Your instructions
Report how many lines in the data below contain the string "group". Give only the number.

Entries shown
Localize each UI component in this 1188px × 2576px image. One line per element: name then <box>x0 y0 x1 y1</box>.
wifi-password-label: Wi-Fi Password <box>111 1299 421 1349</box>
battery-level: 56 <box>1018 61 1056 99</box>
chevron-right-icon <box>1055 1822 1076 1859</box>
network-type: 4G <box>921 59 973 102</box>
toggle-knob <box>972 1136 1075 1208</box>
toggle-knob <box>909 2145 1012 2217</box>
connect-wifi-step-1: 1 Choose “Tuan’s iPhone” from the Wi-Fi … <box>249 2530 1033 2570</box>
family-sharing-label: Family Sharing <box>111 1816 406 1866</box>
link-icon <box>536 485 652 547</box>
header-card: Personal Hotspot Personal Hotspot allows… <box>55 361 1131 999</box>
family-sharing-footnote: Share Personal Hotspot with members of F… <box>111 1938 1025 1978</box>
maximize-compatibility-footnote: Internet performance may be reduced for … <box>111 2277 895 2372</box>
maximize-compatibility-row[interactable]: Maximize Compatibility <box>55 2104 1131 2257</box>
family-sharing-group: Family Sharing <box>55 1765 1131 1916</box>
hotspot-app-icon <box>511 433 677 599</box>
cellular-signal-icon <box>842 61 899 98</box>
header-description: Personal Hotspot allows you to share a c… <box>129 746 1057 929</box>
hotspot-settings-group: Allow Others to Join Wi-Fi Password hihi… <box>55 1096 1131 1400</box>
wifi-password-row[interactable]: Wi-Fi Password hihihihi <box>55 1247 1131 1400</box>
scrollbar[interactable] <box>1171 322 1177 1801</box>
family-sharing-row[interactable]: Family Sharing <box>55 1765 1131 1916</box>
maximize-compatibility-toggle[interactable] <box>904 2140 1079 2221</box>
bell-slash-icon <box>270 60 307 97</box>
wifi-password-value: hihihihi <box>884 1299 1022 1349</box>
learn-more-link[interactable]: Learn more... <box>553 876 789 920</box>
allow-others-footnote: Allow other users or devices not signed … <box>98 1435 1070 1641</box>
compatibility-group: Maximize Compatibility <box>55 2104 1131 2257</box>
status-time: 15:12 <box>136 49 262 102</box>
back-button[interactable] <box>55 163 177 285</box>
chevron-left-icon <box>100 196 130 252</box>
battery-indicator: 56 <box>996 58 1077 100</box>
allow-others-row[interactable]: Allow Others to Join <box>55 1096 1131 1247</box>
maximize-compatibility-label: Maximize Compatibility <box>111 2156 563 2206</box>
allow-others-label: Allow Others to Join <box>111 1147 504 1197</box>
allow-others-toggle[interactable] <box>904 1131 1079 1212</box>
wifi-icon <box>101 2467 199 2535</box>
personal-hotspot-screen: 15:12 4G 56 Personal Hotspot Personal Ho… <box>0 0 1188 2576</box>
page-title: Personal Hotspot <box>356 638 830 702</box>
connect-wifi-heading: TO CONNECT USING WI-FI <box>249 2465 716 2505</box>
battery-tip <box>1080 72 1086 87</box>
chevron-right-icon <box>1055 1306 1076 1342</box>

Expected output
3